** start Information provided **

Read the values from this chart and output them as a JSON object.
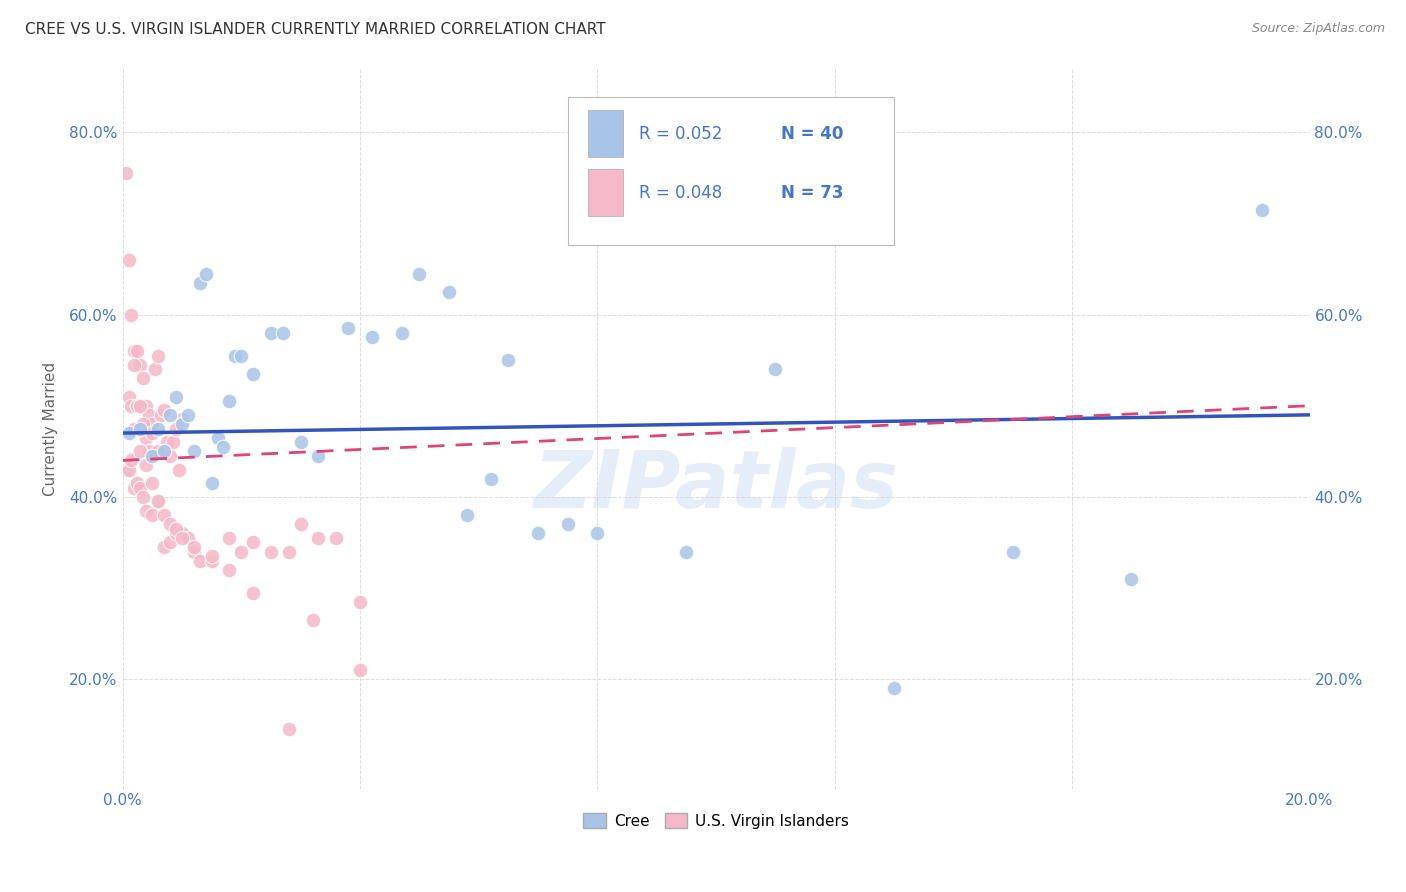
{
  "title": "CREE VS U.S. VIRGIN ISLANDER CURRENTLY MARRIED CORRELATION CHART",
  "source": "Source: ZipAtlas.com",
  "ylabel": "Currently Married",
  "watermark": "ZIPatlas",
  "xlim": [
    0.0,
    0.2
  ],
  "ylim": [
    0.08,
    0.87
  ],
  "xtick_vals": [
    0.0,
    0.04,
    0.08,
    0.12,
    0.16,
    0.2
  ],
  "xtick_labels": [
    "0.0%",
    "",
    "",
    "",
    "",
    "20.0%"
  ],
  "ytick_vals": [
    0.2,
    0.4,
    0.6,
    0.8
  ],
  "ytick_labels": [
    "20.0%",
    "40.0%",
    "60.0%",
    "80.0%"
  ],
  "cree_color": "#a8c4e8",
  "vi_color": "#f5b8c8",
  "trend_cree_color": "#3355bb",
  "trend_vi_color": "#dd4477",
  "background_color": "#ffffff",
  "grid_color": "#cccccc",
  "axis_label_color": "#4477cc",
  "ylabel_color": "#666666",
  "title_color": "#333333",
  "source_color": "#888888",
  "legend_r_cree": "R = 0.052",
  "legend_n_cree": "N = 40",
  "legend_r_vi": "R = 0.048",
  "legend_n_vi": "N = 73",
  "cree_x": [
    0.001,
    0.003,
    0.005,
    0.006,
    0.007,
    0.008,
    0.009,
    0.01,
    0.011,
    0.012,
    0.013,
    0.014,
    0.015,
    0.016,
    0.017,
    0.018,
    0.019,
    0.02,
    0.022,
    0.025,
    0.027,
    0.03,
    0.033,
    0.038,
    0.042,
    0.047,
    0.05,
    0.055,
    0.058,
    0.062,
    0.065,
    0.07,
    0.075,
    0.08,
    0.095,
    0.11,
    0.13,
    0.15,
    0.17,
    0.192
  ],
  "cree_y": [
    0.47,
    0.475,
    0.445,
    0.475,
    0.45,
    0.49,
    0.51,
    0.48,
    0.49,
    0.45,
    0.635,
    0.645,
    0.415,
    0.465,
    0.455,
    0.505,
    0.555,
    0.555,
    0.535,
    0.58,
    0.58,
    0.46,
    0.445,
    0.585,
    0.575,
    0.58,
    0.645,
    0.625,
    0.38,
    0.42,
    0.55,
    0.36,
    0.37,
    0.36,
    0.34,
    0.54,
    0.19,
    0.34,
    0.31,
    0.715
  ],
  "vi_x": [
    0.0005,
    0.001,
    0.0015,
    0.002,
    0.0025,
    0.003,
    0.0035,
    0.004,
    0.0045,
    0.005,
    0.0055,
    0.006,
    0.0065,
    0.007,
    0.0075,
    0.008,
    0.0085,
    0.009,
    0.0095,
    0.01,
    0.001,
    0.0015,
    0.002,
    0.0025,
    0.003,
    0.0035,
    0.004,
    0.0045,
    0.005,
    0.006,
    0.0005,
    0.001,
    0.0015,
    0.002,
    0.0025,
    0.003,
    0.0035,
    0.004,
    0.005,
    0.006,
    0.007,
    0.008,
    0.009,
    0.01,
    0.011,
    0.012,
    0.013,
    0.015,
    0.018,
    0.02,
    0.022,
    0.025,
    0.028,
    0.03,
    0.033,
    0.036,
    0.04,
    0.002,
    0.003,
    0.004,
    0.005,
    0.006,
    0.007,
    0.008,
    0.009,
    0.01,
    0.012,
    0.015,
    0.018,
    0.022,
    0.028,
    0.032,
    0.04
  ],
  "vi_y": [
    0.755,
    0.66,
    0.6,
    0.56,
    0.56,
    0.545,
    0.53,
    0.5,
    0.49,
    0.48,
    0.54,
    0.555,
    0.49,
    0.495,
    0.46,
    0.445,
    0.46,
    0.475,
    0.43,
    0.485,
    0.51,
    0.5,
    0.545,
    0.5,
    0.5,
    0.48,
    0.465,
    0.45,
    0.47,
    0.45,
    0.43,
    0.43,
    0.44,
    0.41,
    0.415,
    0.41,
    0.4,
    0.385,
    0.38,
    0.395,
    0.345,
    0.35,
    0.36,
    0.36,
    0.355,
    0.34,
    0.33,
    0.33,
    0.355,
    0.34,
    0.35,
    0.34,
    0.34,
    0.37,
    0.355,
    0.355,
    0.21,
    0.475,
    0.45,
    0.435,
    0.415,
    0.395,
    0.38,
    0.37,
    0.365,
    0.355,
    0.345,
    0.335,
    0.32,
    0.295,
    0.145,
    0.265,
    0.285
  ]
}
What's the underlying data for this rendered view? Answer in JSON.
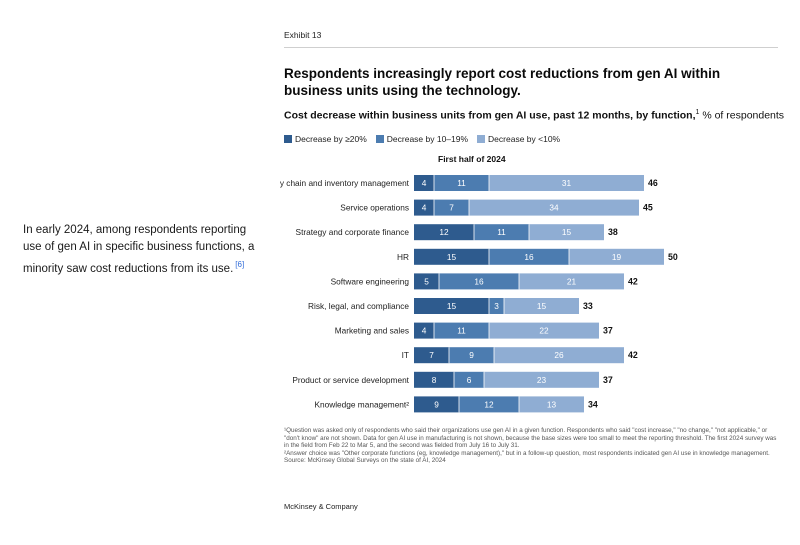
{
  "side_text": {
    "body": "In early 2024, among respondents reporting use of gen AI in specific business functions, a minority saw cost reductions from its use.",
    "ref": "[6]"
  },
  "exhibit_label": "Exhibit 13",
  "brand": "McKinsey & Company",
  "footnotes": {
    "note1": "¹Question was asked only of respondents who said their organizations use gen AI in a given function. Respondents who said \"cost increase,\" \"no change,\" \"not applicable,\" or \"don't know\" are not shown. Data for gen AI use in manufacturing is not shown, because the base sizes were too small to meet the reporting threshold. The first 2024 survey was in the field from Feb 22 to Mar 5, and the second was fielded from July 16 to July 31.",
    "note2": "²Answer choice was \"Other corporate functions (eg, knowledge management),\" but in a follow-up question, most respondents indicated gen AI use in knowledge management.",
    "source": "Source: McKinsey Global Surveys on the state of AI, 2024"
  },
  "colors": {
    "series1": "#2e5b8e",
    "series2": "#4c7cb0",
    "series3": "#8fadd3"
  },
  "chart_data": {
    "type": "bar",
    "orientation": "horizontal",
    "stacked": true,
    "title": "Respondents increasingly report cost reductions from gen AI within business units using the technology.",
    "subtitle_bold": "Cost decrease within business units from gen AI use, past 12 months, by function,",
    "subtitle_sup": "1",
    "subtitle_unit": " % of respondents",
    "period_label": "First half of 2024",
    "legend_position": "top-left",
    "grid": false,
    "categories": [
      "Supply chain and inventory management",
      "Service operations",
      "Strategy and corporate finance",
      "HR",
      "Software engineering",
      "Risk, legal, and compliance",
      "Marketing and sales",
      "IT",
      "Product or service development",
      "Knowledge management²"
    ],
    "series": [
      {
        "name": "Decrease by ≥20%",
        "values": [
          4,
          4,
          12,
          15,
          5,
          15,
          4,
          7,
          8,
          9
        ]
      },
      {
        "name": "Decrease by 10–19%",
        "values": [
          11,
          7,
          11,
          16,
          16,
          3,
          11,
          9,
          6,
          12
        ]
      },
      {
        "name": "Decrease by <10%",
        "values": [
          31,
          34,
          15,
          19,
          21,
          15,
          22,
          26,
          23,
          13
        ]
      }
    ],
    "totals": [
      46,
      45,
      38,
      50,
      42,
      33,
      37,
      42,
      37,
      34
    ]
  }
}
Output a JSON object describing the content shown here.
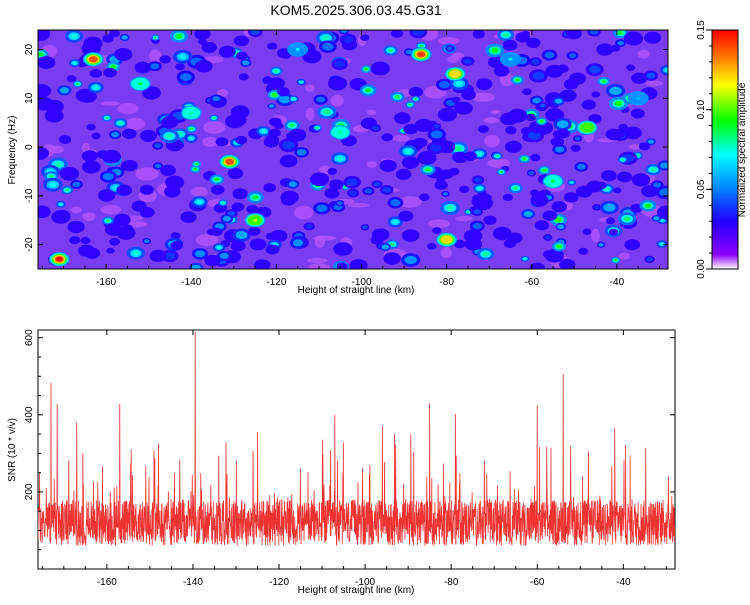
{
  "chart_data": [
    {
      "type": "heatmap",
      "title": "KOM5.2025.306.03.45.G31",
      "xlabel": "Height of straight line (km)",
      "ylabel": "Frequency (Hz)",
      "xlim": [
        -176,
        -28
      ],
      "ylim": [
        -25,
        24
      ],
      "xticks": [
        -160,
        -140,
        -120,
        -100,
        -80,
        -60,
        -40
      ],
      "yticks": [
        -20,
        -10,
        0,
        10,
        20
      ],
      "colorbar": {
        "label": "Normalized spectral amplitude",
        "range": [
          0,
          0.15
        ],
        "ticks": [
          "0.00",
          "0.05",
          "0.10",
          "0.15"
        ]
      },
      "peaks": [
        {
          "x": -171,
          "y": -23,
          "v": 0.15
        },
        {
          "x": -163,
          "y": 18,
          "v": 0.14
        },
        {
          "x": -131,
          "y": -3,
          "v": 0.14
        },
        {
          "x": -86,
          "y": 19,
          "v": 0.145
        },
        {
          "x": -78,
          "y": 15,
          "v": 0.12
        },
        {
          "x": -125,
          "y": -15,
          "v": 0.11
        },
        {
          "x": -55,
          "y": -7,
          "v": 0.09
        },
        {
          "x": -80,
          "y": -19,
          "v": 0.12
        },
        {
          "x": -47,
          "y": 4,
          "v": 0.1
        },
        {
          "x": -152,
          "y": 13,
          "v": 0.09
        },
        {
          "x": -140,
          "y": 7,
          "v": 0.08
        },
        {
          "x": -105,
          "y": 3,
          "v": 0.08
        },
        {
          "x": -65,
          "y": 18,
          "v": 0.07
        },
        {
          "x": -115,
          "y": 20,
          "v": 0.07
        },
        {
          "x": -35,
          "y": 10,
          "v": 0.06
        }
      ]
    },
    {
      "type": "line",
      "xlabel": "Height of straight line (km)",
      "ylabel": "SNR (10 * v/v)",
      "xlim": [
        -176,
        -28
      ],
      "ylim": [
        0,
        620
      ],
      "xticks": [
        -160,
        -140,
        -120,
        -100,
        -80,
        -60,
        -40
      ],
      "yticks": [
        200,
        400,
        600
      ],
      "series": [
        {
          "name": "SNR",
          "color": "#ee3333",
          "baseline": 120,
          "peaks": [
            {
              "x": -139.5,
              "y": 615
            },
            {
              "x": -54,
              "y": 505
            },
            {
              "x": -173,
              "y": 483
            },
            {
              "x": -157,
              "y": 428
            },
            {
              "x": -85,
              "y": 430
            },
            {
              "x": -79,
              "y": 402
            },
            {
              "x": -60,
              "y": 425
            },
            {
              "x": -107,
              "y": 400
            },
            {
              "x": -96,
              "y": 372
            },
            {
              "x": -42,
              "y": 365
            },
            {
              "x": -167,
              "y": 380
            },
            {
              "x": -125,
              "y": 355
            }
          ]
        }
      ]
    }
  ]
}
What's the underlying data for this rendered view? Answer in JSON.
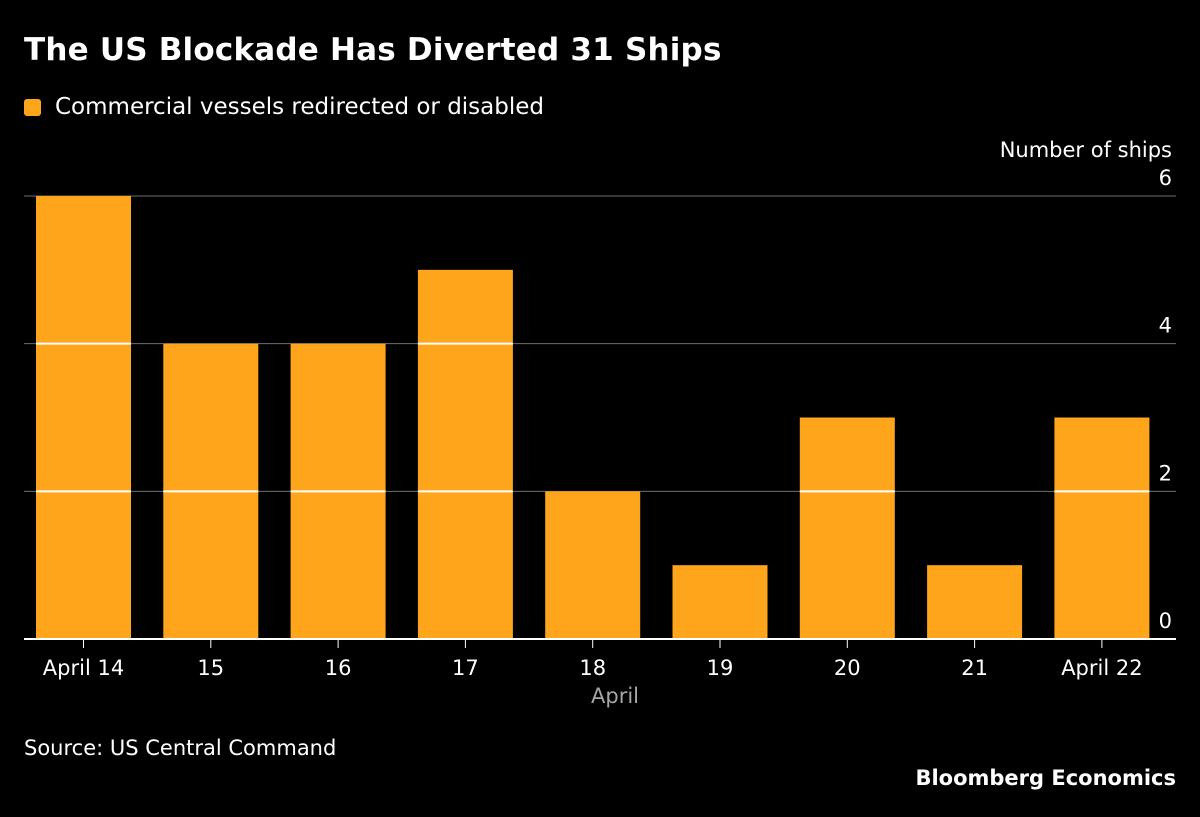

** end Information provided **

Given exercise: List all lines holding the string "corporate".

Output for this task:
    "note2": "²Answer choice was \"Other corporate functions (eg, knowledge management),\" but in a follow-up question, most respondents indicated gen AI use in knowledge management.",
      "Strategy and corporate finance",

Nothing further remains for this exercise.